**INSTRUCTION**:
Without the pictures, print each of the records below exactly as it appears.

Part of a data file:
•••

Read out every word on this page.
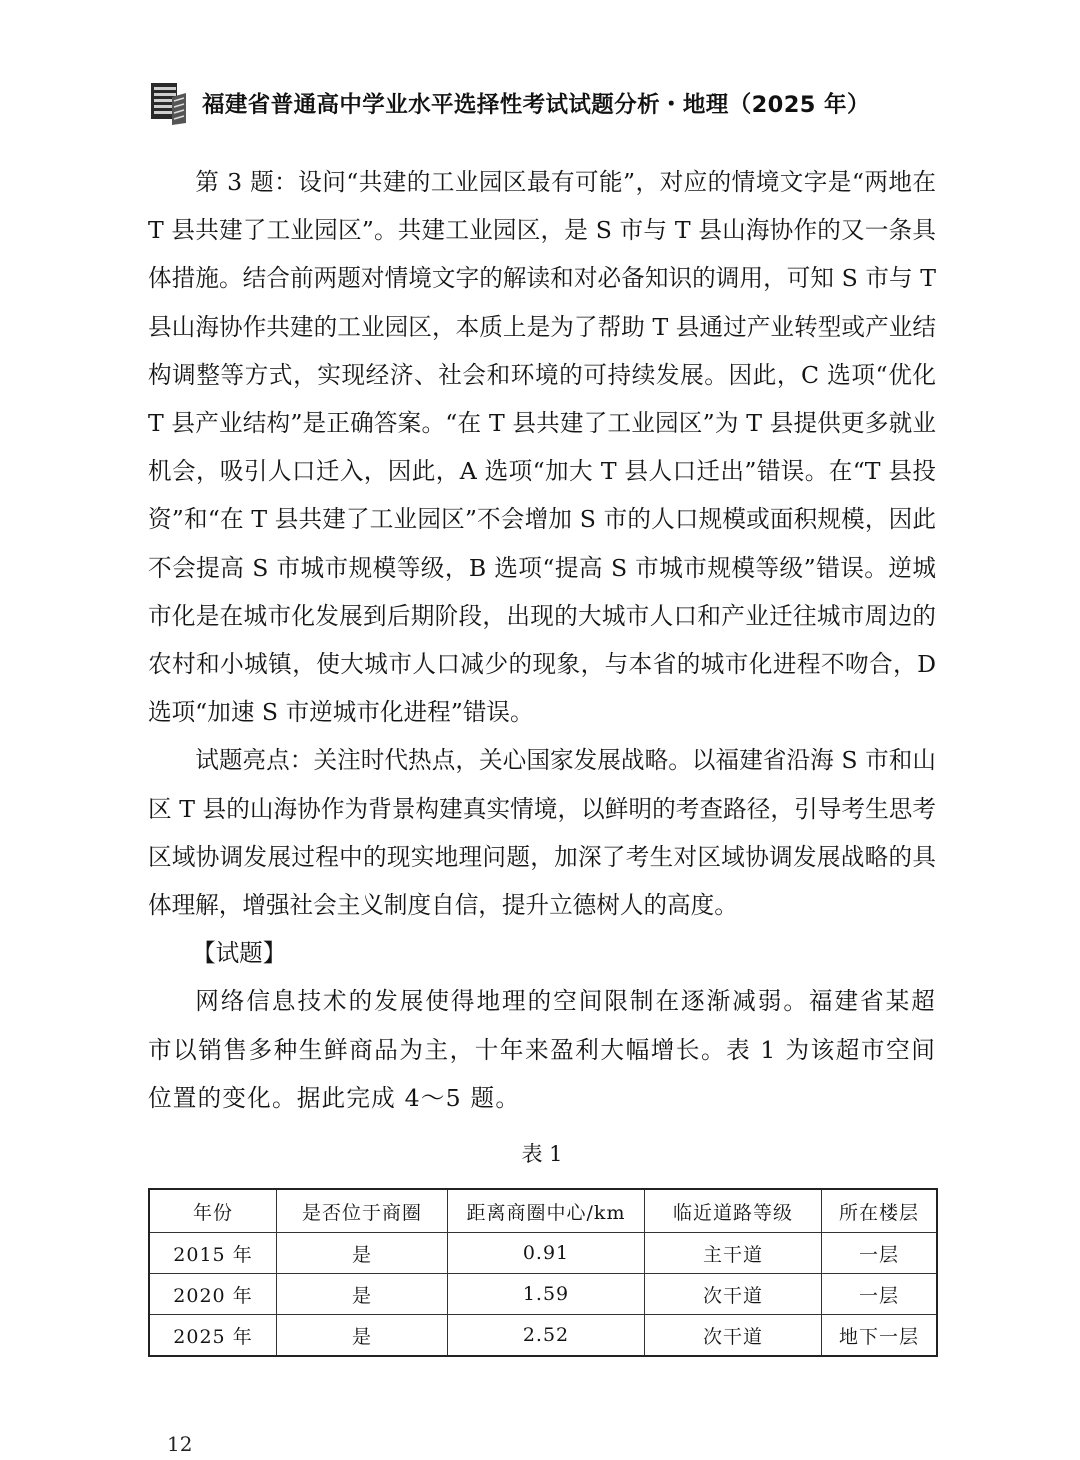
福建省普通高中学业水平选择性考试试题分析・地理（2025 年）

第 3 题：设问“共建的工业园区最有可能”，对应的情境文字是“两地在 T 县共建了工业园区”。共建工业园区，是 S 市与 T 县山海协作的又一条具体措施。结合前两题对情境文字的解读和对必备知识的调用，可知 S 市与 T 县山海协作共建的工业园区，本质上是为了帮助 T 县通过产业转型或产业结构调整等方式，实现经济、社会和环境的可持续发展。因此，C 选项“优化 T 县产业结构”是正确答案。“在 T 县共建了工业园区”为 T 县提供更多就业机会，吸引人口迁入，因此，A 选项“加大 T 县人口迁出”错误。在“T 县投资”和“在 T 县共建了工业园区”不会增加 S 市的人口规模或面积规模，因此不会提高 S 市城市规模等级，B 选项“提高 S 市城市规模等级”错误。逆城市化是在城市化发展到后期阶段，出现的大城市人口和产业迁往城市周边的农村和小城镇，使大城市人口减少的现象，与本省的城市化进程不吻合，D 选项“加速 S 市逆城市化进程”错误。

试题亮点：关注时代热点，关心国家发展战略。以福建省沿海 S 市和山区 T 县的山海协作为背景构建真实情境，以鲜明的考查路径，引导考生思考区域协调发展过程中的现实地理问题，加深了考生对区域协调发展战略的具体理解，增强社会主义制度自信，提升立德树人的高度。

【试题】

网络信息技术的发展使得地理的空间限制在逐渐减弱。福建省某超市以销售多种生鲜商品为主，十年来盈利大幅增长。表 1 为该超市空间位置的变化。据此完成 4～5 题。

表 1
年份	是否位于商圈	距离商圈中心/km	临近道路等级	所在楼层
2015 年	是	0.91	主干道	一层
2020 年	是	1.59	次干道	一层
2025 年	是	2.52	次干道	地下一层
12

•••

**WRITTEN REPLY**:
Read out every word on this page.
福建省普通高中学业水平选择性考试试题分析・地理（2025 年）

第 3 题：设问“共建的工业园区最有可能”，对应的情境文字是“两地在 T 县共建了工业园区”。共建工业园区，是 S 市与 T 县山海协作的又一条具体措施。结合前两题对情境文字的解读和对必备知识的调用，可知 S 市与 T 县山海协作共建的工业园区，本质上是为了帮助 T 县通过产业转型或产业结构调整等方式，实现经济、社会和环境的可持续发展。因此，C 选项“优化 T 县产业结构”是正确答案。“在 T 县共建了工业园区”为 T 县提供更多就业机会，吸引人口迁入，因此，A 选项“加大 T 县人口迁出”错误。在“T 县投资”和“在 T 县共建了工业园区”不会增加 S 市的人口规模或面积规模，因此不会提高 S 市城市规模等级，B 选项“提高 S 市城市规模等级”错误。逆城市化是在城市化发展到后期阶段，出现的大城市人口和产业迁往城市周边的农村和小城镇，使大城市人口减少的现象，与本省的城市化进程不吻合，D 选项“加速 S 市逆城市化进程”错误。

试题亮点：关注时代热点，关心国家发展战略。以福建省沿海 S 市和山区 T 县的山海协作为背景构建真实情境，以鲜明的考查路径，引导考生思考区域协调发展过程中的现实地理问题，加深了考生对区域协调发展战略的具体理解，增强社会主义制度自信，提升立德树人的高度。

【试题】

网络信息技术的发展使得地理的空间限制在逐渐减弱。福建省某超市以销售多种生鲜商品为主，十年来盈利大幅增长。表 1 为该超市空间位置的变化。据此完成 4～5 题。

表 1
年份	是否位于商圈	距离商圈中心/km	临近道路等级	所在楼层
2015 年	是	0.91	主干道	一层
2020 年	是	1.59	次干道	一层
2025 年	是	2.52	次干道	地下一层
12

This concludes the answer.